PROBLEM TO SOLVE => Copy each line exactly.
※ ※ ※
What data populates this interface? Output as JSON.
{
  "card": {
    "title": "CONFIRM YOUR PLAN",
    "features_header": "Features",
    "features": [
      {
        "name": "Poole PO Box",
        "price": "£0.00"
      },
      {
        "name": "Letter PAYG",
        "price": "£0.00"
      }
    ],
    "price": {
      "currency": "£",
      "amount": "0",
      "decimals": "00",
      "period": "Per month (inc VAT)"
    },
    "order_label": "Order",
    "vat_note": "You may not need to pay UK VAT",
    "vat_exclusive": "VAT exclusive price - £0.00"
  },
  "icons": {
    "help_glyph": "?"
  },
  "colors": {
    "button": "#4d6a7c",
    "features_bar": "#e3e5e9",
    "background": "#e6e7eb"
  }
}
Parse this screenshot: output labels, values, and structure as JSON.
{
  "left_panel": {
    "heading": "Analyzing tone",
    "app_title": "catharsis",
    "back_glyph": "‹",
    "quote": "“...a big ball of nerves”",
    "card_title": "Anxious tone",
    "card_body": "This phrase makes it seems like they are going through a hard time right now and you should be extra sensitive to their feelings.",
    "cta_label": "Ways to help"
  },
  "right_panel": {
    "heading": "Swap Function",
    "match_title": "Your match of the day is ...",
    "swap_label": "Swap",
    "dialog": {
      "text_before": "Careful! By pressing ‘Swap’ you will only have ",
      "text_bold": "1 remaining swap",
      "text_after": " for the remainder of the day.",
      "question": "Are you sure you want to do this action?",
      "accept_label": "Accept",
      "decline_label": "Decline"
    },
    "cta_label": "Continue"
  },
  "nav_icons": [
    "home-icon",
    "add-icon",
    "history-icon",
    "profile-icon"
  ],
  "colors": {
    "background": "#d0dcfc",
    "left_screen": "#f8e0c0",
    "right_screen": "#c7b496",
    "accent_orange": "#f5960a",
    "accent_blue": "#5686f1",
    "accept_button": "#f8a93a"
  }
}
※ ※ ※
ANSWER FOR THE TASK =>
What data populates this interface? Output as JSON.
{
  "card": {
    "title": "CONFIRM YOUR PLAN",
    "features_header": "Features",
    "features": [
      {
        "name": "Poole PO Box",
        "price": "£0.00"
      },
      {
        "name": "Letter PAYG",
        "price": "£0.00"
      }
    ],
    "price": {
      "currency": "£",
      "amount": "0",
      "decimals": "00",
      "period": "Per month (inc VAT)"
    },
    "order_label": "Order",
    "vat_note": "You may not need to pay UK VAT",
    "vat_exclusive": "VAT exclusive price - £0.00"
  },
  "icons": {
    "help_glyph": "?"
  },
  "colors": {
    "button": "#4d6a7c",
    "features_bar": "#e3e5e9",
    "background": "#e6e7eb"
  }
}
Parse this screenshot: output labels, values, and structure as JSON.
{
  "left_panel": {
    "heading": "Analyzing tone",
    "app_title": "catharsis",
    "back_glyph": "‹",
    "quote": "“...a big ball of nerves”",
    "card_title": "Anxious tone",
    "card_body": "This phrase makes it seems like they are going through a hard time right now and you should be extra sensitive to their feelings.",
    "cta_label": "Ways to help"
  },
  "right_panel": {
    "heading": "Swap Function",
    "match_title": "Your match of the day is ...",
    "swap_label": "Swap",
    "dialog": {
      "text_before": "Careful! By pressing ‘Swap’ you will only have ",
      "text_bold": "1 remaining swap",
      "text_after": " for the remainder of the day.",
      "question": "Are you sure you want to do this action?",
      "accept_label": "Accept",
      "decline_label": "Decline"
    },
    "cta_label": "Continue"
  },
  "nav_icons": [
    "home-icon",
    "add-icon",
    "history-icon",
    "profile-icon"
  ],
  "colors": {
    "background": "#d0dcfc",
    "left_screen": "#f8e0c0",
    "right_screen": "#c7b496",
    "accent_orange": "#f5960a",
    "accent_blue": "#5686f1",
    "accept_button": "#f8a93a"
  }
}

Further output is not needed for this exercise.